■ **Exercise description**:
Beneath this sentence is a set of records; write each of them out exactly.

[Stored data]
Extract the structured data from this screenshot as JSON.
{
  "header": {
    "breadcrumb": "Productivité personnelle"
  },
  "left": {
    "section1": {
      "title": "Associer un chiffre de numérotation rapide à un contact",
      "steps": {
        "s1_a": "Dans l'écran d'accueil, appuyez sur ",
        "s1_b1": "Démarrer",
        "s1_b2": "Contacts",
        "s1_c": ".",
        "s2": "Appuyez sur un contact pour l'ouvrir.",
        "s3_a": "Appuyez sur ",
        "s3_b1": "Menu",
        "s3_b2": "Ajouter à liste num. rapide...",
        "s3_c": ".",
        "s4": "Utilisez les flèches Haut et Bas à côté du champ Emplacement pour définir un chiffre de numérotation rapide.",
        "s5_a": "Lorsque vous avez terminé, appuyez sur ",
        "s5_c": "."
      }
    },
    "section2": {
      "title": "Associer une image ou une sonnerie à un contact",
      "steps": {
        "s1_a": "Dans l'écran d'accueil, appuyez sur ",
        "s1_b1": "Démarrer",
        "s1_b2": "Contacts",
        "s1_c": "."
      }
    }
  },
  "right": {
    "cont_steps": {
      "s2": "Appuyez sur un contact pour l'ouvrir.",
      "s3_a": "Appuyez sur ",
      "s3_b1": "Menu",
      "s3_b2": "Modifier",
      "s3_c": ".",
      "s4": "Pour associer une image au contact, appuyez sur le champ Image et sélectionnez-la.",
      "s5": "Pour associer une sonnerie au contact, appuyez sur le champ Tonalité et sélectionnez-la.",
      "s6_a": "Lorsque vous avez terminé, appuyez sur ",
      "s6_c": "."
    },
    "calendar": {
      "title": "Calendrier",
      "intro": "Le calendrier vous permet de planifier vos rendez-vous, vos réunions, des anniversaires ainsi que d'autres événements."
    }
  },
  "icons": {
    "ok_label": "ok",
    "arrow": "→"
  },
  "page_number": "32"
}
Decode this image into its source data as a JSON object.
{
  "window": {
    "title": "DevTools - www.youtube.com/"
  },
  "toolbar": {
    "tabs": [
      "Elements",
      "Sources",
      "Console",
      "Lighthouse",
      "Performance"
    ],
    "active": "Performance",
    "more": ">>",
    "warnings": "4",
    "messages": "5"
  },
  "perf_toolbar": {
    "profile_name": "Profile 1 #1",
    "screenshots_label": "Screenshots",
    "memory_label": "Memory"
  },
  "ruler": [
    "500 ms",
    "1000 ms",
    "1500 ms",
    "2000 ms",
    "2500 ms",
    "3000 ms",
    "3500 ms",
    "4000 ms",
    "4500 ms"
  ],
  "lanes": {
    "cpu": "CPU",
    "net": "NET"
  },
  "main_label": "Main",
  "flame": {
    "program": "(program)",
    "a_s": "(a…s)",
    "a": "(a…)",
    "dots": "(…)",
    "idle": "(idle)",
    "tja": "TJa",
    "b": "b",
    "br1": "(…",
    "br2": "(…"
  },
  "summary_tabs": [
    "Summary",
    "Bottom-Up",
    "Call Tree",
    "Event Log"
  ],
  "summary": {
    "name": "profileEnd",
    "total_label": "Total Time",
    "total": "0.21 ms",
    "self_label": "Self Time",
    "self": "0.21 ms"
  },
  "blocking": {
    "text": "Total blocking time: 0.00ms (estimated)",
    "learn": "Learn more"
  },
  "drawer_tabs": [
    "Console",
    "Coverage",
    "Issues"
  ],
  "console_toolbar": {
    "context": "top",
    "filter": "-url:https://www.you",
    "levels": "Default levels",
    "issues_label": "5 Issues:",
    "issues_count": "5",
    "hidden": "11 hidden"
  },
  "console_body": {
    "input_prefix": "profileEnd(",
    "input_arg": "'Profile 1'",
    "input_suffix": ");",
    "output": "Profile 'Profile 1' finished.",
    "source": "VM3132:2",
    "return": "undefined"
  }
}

■ **Answer in full**:
Extract the structured data from this screenshot as JSON.
{
  "header": {
    "breadcrumb": "Productivité personnelle"
  },
  "left": {
    "section1": {
      "title": "Associer un chiffre de numérotation rapide à un contact",
      "steps": {
        "s1_a": "Dans l'écran d'accueil, appuyez sur ",
        "s1_b1": "Démarrer",
        "s1_b2": "Contacts",
        "s1_c": ".",
        "s2": "Appuyez sur un contact pour l'ouvrir.",
        "s3_a": "Appuyez sur ",
        "s3_b1": "Menu",
        "s3_b2": "Ajouter à liste num. rapide...",
        "s3_c": ".",
        "s4": "Utilisez les flèches Haut et Bas à côté du champ Emplacement pour définir un chiffre de numérotation rapide.",
        "s5_a": "Lorsque vous avez terminé, appuyez sur ",
        "s5_c": "."
      }
    },
    "section2": {
      "title": "Associer une image ou une sonnerie à un contact",
      "steps": {
        "s1_a": "Dans l'écran d'accueil, appuyez sur ",
        "s1_b1": "Démarrer",
        "s1_b2": "Contacts",
        "s1_c": "."
      }
    }
  },
  "right": {
    "cont_steps": {
      "s2": "Appuyez sur un contact pour l'ouvrir.",
      "s3_a": "Appuyez sur ",
      "s3_b1": "Menu",
      "s3_b2": "Modifier",
      "s3_c": ".",
      "s4": "Pour associer une image au contact, appuyez sur le champ Image et sélectionnez-la.",
      "s5": "Pour associer une sonnerie au contact, appuyez sur le champ Tonalité et sélectionnez-la.",
      "s6_a": "Lorsque vous avez terminé, appuyez sur ",
      "s6_c": "."
    },
    "calendar": {
      "title": "Calendrier",
      "intro": "Le calendrier vous permet de planifier vos rendez-vous, vos réunions, des anniversaires ainsi que d'autres événements."
    }
  },
  "icons": {
    "ok_label": "ok",
    "arrow": "→"
  },
  "page_number": "32"
}
Decode this image into its source data as a JSON object.
{
  "window": {
    "title": "DevTools - www.youtube.com/"
  },
  "toolbar": {
    "tabs": [
      "Elements",
      "Sources",
      "Console",
      "Lighthouse",
      "Performance"
    ],
    "active": "Performance",
    "more": ">>",
    "warnings": "4",
    "messages": "5"
  },
  "perf_toolbar": {
    "profile_name": "Profile 1 #1",
    "screenshots_label": "Screenshots",
    "memory_label": "Memory"
  },
  "ruler": [
    "500 ms",
    "1000 ms",
    "1500 ms",
    "2000 ms",
    "2500 ms",
    "3000 ms",
    "3500 ms",
    "4000 ms",
    "4500 ms"
  ],
  "lanes": {
    "cpu": "CPU",
    "net": "NET"
  },
  "main_label": "Main",
  "flame": {
    "program": "(program)",
    "a_s": "(a…s)",
    "a": "(a…)",
    "dots": "(…)",
    "idle": "(idle)",
    "tja": "TJa",
    "b": "b",
    "br1": "(…",
    "br2": "(…"
  },
  "summary_tabs": [
    "Summary",
    "Bottom-Up",
    "Call Tree",
    "Event Log"
  ],
  "summary": {
    "name": "profileEnd",
    "total_label": "Total Time",
    "total": "0.21 ms",
    "self_label": "Self Time",
    "self": "0.21 ms"
  },
  "blocking": {
    "text": "Total blocking time: 0.00ms (estimated)",
    "learn": "Learn more"
  },
  "drawer_tabs": [
    "Console",
    "Coverage",
    "Issues"
  ],
  "console_toolbar": {
    "context": "top",
    "filter": "-url:https://www.you",
    "levels": "Default levels",
    "issues_label": "5 Issues:",
    "issues_count": "5",
    "hidden": "11 hidden"
  },
  "console_body": {
    "input_prefix": "profileEnd(",
    "input_arg": "'Profile 1'",
    "input_suffix": ");",
    "output": "Profile 'Profile 1' finished.",
    "source": "VM3132:2",
    "return": "undefined"
  }
}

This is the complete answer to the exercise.